Images are excluded; otherwise, output every record exactly.
-*-*-
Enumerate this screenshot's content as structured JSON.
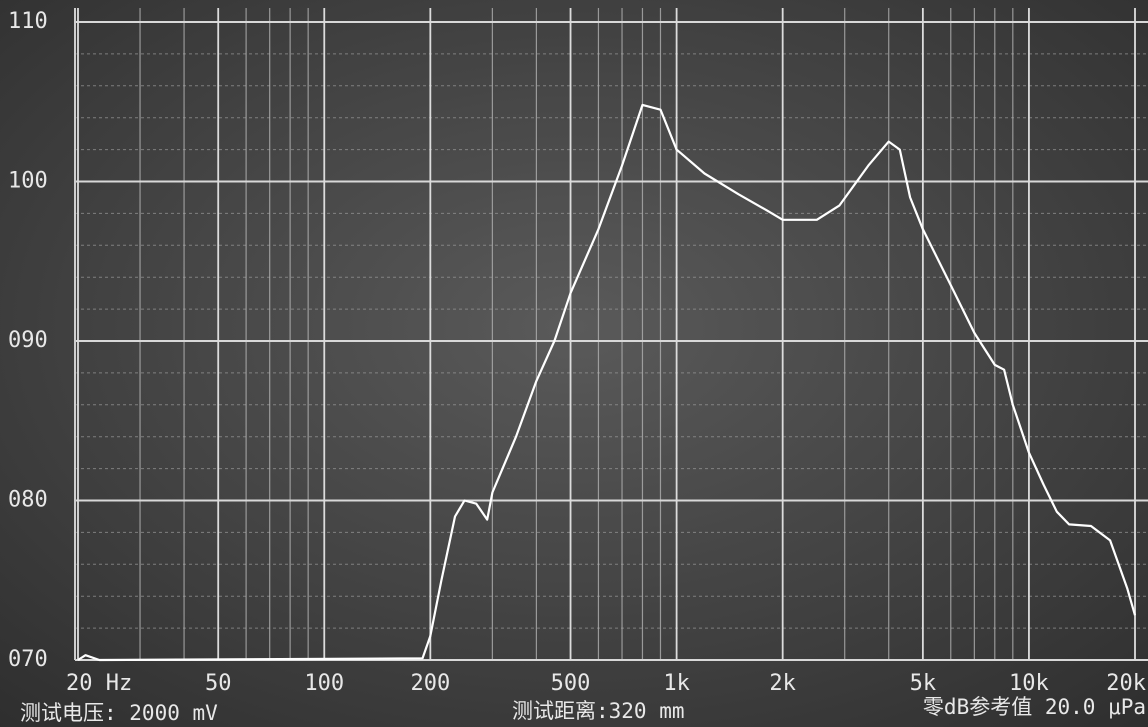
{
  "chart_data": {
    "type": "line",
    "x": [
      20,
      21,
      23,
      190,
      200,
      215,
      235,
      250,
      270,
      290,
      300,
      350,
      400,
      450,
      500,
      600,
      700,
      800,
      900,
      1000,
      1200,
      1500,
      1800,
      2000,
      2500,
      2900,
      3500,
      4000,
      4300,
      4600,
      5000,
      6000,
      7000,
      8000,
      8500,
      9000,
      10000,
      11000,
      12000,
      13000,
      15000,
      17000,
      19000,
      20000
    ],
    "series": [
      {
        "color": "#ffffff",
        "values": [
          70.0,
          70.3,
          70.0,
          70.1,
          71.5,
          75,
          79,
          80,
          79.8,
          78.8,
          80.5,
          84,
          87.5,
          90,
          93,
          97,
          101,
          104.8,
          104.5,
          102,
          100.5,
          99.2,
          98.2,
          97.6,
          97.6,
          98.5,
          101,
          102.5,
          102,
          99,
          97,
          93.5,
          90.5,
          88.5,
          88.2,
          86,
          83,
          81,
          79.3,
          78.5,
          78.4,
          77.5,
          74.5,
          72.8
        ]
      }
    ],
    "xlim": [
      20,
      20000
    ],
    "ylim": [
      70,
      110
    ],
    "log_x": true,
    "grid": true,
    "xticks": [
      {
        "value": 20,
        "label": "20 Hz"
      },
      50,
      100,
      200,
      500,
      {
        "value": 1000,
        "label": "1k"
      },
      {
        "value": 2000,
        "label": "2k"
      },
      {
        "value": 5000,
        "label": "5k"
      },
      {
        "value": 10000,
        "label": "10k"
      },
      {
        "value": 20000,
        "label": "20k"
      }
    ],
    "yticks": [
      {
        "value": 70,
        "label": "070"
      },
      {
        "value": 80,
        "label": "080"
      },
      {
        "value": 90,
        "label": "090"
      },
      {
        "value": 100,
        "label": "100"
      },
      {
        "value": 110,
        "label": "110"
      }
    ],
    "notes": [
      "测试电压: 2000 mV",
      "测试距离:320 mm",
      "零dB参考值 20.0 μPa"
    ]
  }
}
-*-*-
ANSWER TO THIS TASK:
Enumerate this screenshot's content as structured JSON.
{
  "chart_data": {
    "type": "line",
    "x": [
      20,
      21,
      23,
      190,
      200,
      215,
      235,
      250,
      270,
      290,
      300,
      350,
      400,
      450,
      500,
      600,
      700,
      800,
      900,
      1000,
      1200,
      1500,
      1800,
      2000,
      2500,
      2900,
      3500,
      4000,
      4300,
      4600,
      5000,
      6000,
      7000,
      8000,
      8500,
      9000,
      10000,
      11000,
      12000,
      13000,
      15000,
      17000,
      19000,
      20000
    ],
    "series": [
      {
        "color": "#ffffff",
        "values": [
          70.0,
          70.3,
          70.0,
          70.1,
          71.5,
          75,
          79,
          80,
          79.8,
          78.8,
          80.5,
          84,
          87.5,
          90,
          93,
          97,
          101,
          104.8,
          104.5,
          102,
          100.5,
          99.2,
          98.2,
          97.6,
          97.6,
          98.5,
          101,
          102.5,
          102,
          99,
          97,
          93.5,
          90.5,
          88.5,
          88.2,
          86,
          83,
          81,
          79.3,
          78.5,
          78.4,
          77.5,
          74.5,
          72.8
        ]
      }
    ],
    "xlim": [
      20,
      20000
    ],
    "ylim": [
      70,
      110
    ],
    "log_x": true,
    "grid": true,
    "xticks": [
      {
        "value": 20,
        "label": "20 Hz"
      },
      50,
      100,
      200,
      500,
      {
        "value": 1000,
        "label": "1k"
      },
      {
        "value": 2000,
        "label": "2k"
      },
      {
        "value": 5000,
        "label": "5k"
      },
      {
        "value": 10000,
        "label": "10k"
      },
      {
        "value": 20000,
        "label": "20k"
      }
    ],
    "yticks": [
      {
        "value": 70,
        "label": "070"
      },
      {
        "value": 80,
        "label": "080"
      },
      {
        "value": 90,
        "label": "090"
      },
      {
        "value": 100,
        "label": "100"
      },
      {
        "value": 110,
        "label": "110"
      }
    ],
    "notes": [
      "测试电压: 2000 mV",
      "测试距离:320 mm",
      "零dB参考值 20.0 μPa"
    ]
  }
}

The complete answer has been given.